■ AIM:
Can you repeat every one of the lines below word for word?

■ RECORDS FOR THE TASK:

# # # # #

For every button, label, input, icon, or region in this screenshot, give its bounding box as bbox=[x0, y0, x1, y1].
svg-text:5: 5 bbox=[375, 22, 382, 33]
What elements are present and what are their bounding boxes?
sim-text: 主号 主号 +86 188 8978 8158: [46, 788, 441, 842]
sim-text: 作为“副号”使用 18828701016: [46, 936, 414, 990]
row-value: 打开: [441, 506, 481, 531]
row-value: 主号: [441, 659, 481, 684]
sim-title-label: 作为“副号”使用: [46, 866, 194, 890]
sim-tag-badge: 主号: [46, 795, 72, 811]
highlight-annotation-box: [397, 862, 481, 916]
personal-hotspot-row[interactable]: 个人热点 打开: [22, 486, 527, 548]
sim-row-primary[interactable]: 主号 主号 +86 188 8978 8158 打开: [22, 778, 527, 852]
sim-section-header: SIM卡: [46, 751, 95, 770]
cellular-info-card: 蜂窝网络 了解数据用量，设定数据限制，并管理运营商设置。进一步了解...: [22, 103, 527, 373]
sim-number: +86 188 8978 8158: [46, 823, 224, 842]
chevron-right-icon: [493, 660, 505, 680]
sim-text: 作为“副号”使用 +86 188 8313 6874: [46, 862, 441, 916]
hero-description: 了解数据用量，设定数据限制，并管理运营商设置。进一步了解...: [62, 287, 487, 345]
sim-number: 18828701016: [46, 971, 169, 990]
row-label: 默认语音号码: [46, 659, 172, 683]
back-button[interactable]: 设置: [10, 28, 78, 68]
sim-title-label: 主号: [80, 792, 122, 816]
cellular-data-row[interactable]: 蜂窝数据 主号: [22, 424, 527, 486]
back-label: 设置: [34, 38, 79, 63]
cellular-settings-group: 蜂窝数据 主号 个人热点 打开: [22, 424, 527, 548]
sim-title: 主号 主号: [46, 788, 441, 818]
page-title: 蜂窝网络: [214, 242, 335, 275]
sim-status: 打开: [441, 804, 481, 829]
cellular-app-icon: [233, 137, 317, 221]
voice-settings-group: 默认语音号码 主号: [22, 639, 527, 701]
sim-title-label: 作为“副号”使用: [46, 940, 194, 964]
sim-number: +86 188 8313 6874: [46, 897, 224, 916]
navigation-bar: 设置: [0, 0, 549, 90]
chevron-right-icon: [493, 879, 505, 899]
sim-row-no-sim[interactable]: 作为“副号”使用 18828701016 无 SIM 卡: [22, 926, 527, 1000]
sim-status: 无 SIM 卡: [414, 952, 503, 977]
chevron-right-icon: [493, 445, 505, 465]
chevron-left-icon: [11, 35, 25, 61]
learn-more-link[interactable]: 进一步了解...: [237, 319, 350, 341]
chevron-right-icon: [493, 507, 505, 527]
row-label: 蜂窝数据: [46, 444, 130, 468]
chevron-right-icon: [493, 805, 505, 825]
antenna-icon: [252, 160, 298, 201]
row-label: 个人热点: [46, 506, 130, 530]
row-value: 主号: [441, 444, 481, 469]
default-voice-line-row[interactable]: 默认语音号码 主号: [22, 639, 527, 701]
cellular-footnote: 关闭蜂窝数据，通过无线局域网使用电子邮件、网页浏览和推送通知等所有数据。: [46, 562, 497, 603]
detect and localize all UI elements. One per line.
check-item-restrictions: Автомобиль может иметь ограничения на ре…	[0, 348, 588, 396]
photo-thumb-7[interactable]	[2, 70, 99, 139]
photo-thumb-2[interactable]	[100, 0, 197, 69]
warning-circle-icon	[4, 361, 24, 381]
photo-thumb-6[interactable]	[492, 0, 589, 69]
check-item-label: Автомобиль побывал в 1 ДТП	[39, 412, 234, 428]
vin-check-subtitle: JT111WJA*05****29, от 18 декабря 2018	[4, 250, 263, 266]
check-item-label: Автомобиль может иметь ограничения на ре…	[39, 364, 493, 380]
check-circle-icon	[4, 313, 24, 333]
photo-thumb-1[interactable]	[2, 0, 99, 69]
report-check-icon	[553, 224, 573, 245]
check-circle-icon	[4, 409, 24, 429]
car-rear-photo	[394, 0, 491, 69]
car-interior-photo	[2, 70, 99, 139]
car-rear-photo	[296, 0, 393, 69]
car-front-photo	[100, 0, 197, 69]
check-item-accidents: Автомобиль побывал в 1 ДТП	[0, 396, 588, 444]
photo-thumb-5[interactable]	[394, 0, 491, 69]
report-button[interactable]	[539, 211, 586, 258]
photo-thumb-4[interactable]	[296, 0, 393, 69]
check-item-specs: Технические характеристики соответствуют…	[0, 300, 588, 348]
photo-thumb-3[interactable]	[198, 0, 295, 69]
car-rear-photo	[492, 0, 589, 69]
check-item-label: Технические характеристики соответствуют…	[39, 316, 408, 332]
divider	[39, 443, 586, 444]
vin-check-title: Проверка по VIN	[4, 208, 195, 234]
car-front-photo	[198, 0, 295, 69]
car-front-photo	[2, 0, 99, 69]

# # # # #

■ RESULT FOR THIS TASK:
For every button, label, input, icon, or region in this screenshot, give its bounding box as bbox=[x0, y0, x1, y1].
svg-text:5: 5 bbox=[375, 22, 382, 33]
What elements are present and what are their bounding boxes?
sim-text: 主号 主号 +86 188 8978 8158: [46, 788, 441, 842]
sim-text: 作为“副号”使用 18828701016: [46, 936, 414, 990]
row-value: 打开: [441, 506, 481, 531]
row-value: 主号: [441, 659, 481, 684]
sim-title-label: 作为“副号”使用: [46, 866, 194, 890]
sim-tag-badge: 主号: [46, 795, 72, 811]
highlight-annotation-box: [397, 862, 481, 916]
personal-hotspot-row[interactable]: 个人热点 打开: [22, 486, 527, 548]
sim-row-primary[interactable]: 主号 主号 +86 188 8978 8158 打开: [22, 778, 527, 852]
sim-section-header: SIM卡: [46, 751, 95, 770]
cellular-info-card: 蜂窝网络 了解数据用量，设定数据限制，并管理运营商设置。进一步了解...: [22, 103, 527, 373]
sim-number: +86 188 8978 8158: [46, 823, 224, 842]
chevron-right-icon: [493, 660, 505, 680]
sim-text: 作为“副号”使用 +86 188 8313 6874: [46, 862, 441, 916]
hero-description: 了解数据用量，设定数据限制，并管理运营商设置。进一步了解...: [62, 287, 487, 345]
sim-number: 18828701016: [46, 971, 169, 990]
row-label: 默认语音号码: [46, 659, 172, 683]
back-button[interactable]: 设置: [10, 28, 78, 68]
sim-title-label: 主号: [80, 792, 122, 816]
cellular-data-row[interactable]: 蜂窝数据 主号: [22, 424, 527, 486]
back-label: 设置: [34, 38, 79, 63]
cellular-settings-group: 蜂窝数据 主号 个人热点 打开: [22, 424, 527, 548]
sim-title: 主号 主号: [46, 788, 441, 818]
page-title: 蜂窝网络: [214, 242, 335, 275]
sim-status: 打开: [441, 804, 481, 829]
cellular-app-icon: [233, 137, 317, 221]
voice-settings-group: 默认语音号码 主号: [22, 639, 527, 701]
sim-title-label: 作为“副号”使用: [46, 940, 194, 964]
sim-number: +86 188 8313 6874: [46, 897, 224, 916]
navigation-bar: 设置: [0, 0, 549, 90]
chevron-right-icon: [493, 879, 505, 899]
sim-row-no-sim[interactable]: 作为“副号”使用 18828701016 无 SIM 卡: [22, 926, 527, 1000]
sim-status: 无 SIM 卡: [414, 952, 503, 977]
chevron-right-icon: [493, 445, 505, 465]
chevron-left-icon: [11, 35, 25, 61]
learn-more-link[interactable]: 进一步了解...: [237, 319, 350, 341]
chevron-right-icon: [493, 507, 505, 527]
row-label: 蜂窝数据: [46, 444, 130, 468]
chevron-right-icon: [493, 805, 505, 825]
antenna-icon: [252, 160, 298, 201]
row-label: 个人热点: [46, 506, 130, 530]
row-value: 主号: [441, 444, 481, 469]
default-voice-line-row[interactable]: 默认语音号码 主号: [22, 639, 527, 701]
cellular-footnote: 关闭蜂窝数据，通过无线局域网使用电子邮件、网页浏览和推送通知等所有数据。: [46, 562, 497, 603]
detect and localize all UI elements. One per line.
check-item-restrictions: Автомобиль может иметь ограничения на ре…	[0, 348, 588, 396]
photo-thumb-7[interactable]	[2, 70, 99, 139]
photo-thumb-2[interactable]	[100, 0, 197, 69]
warning-circle-icon	[4, 361, 24, 381]
photo-thumb-6[interactable]	[492, 0, 589, 69]
check-item-label: Автомобиль побывал в 1 ДТП	[39, 412, 234, 428]
vin-check-subtitle: JT111WJA*05****29, от 18 декабря 2018	[4, 250, 263, 266]
check-item-label: Автомобиль может иметь ограничения на ре…	[39, 364, 493, 380]
check-circle-icon	[4, 313, 24, 333]
photo-thumb-1[interactable]	[2, 0, 99, 69]
report-check-icon	[553, 224, 573, 245]
check-circle-icon	[4, 409, 24, 429]
car-rear-photo	[394, 0, 491, 69]
car-interior-photo	[2, 70, 99, 139]
car-rear-photo	[296, 0, 393, 69]
car-front-photo	[100, 0, 197, 69]
check-item-accidents: Автомобиль побывал в 1 ДТП	[0, 396, 588, 444]
photo-thumb-5[interactable]	[394, 0, 491, 69]
report-button[interactable]	[539, 211, 586, 258]
photo-thumb-4[interactable]	[296, 0, 393, 69]
check-item-specs: Технические характеристики соответствуют…	[0, 300, 588, 348]
photo-thumb-3[interactable]	[198, 0, 295, 69]
car-rear-photo	[492, 0, 589, 69]
check-item-label: Технические характеристики соответствуют…	[39, 316, 408, 332]
divider	[39, 443, 586, 444]
vin-check-title: Проверка по VIN	[4, 208, 195, 234]
car-front-photo	[198, 0, 295, 69]
car-front-photo	[2, 0, 99, 69]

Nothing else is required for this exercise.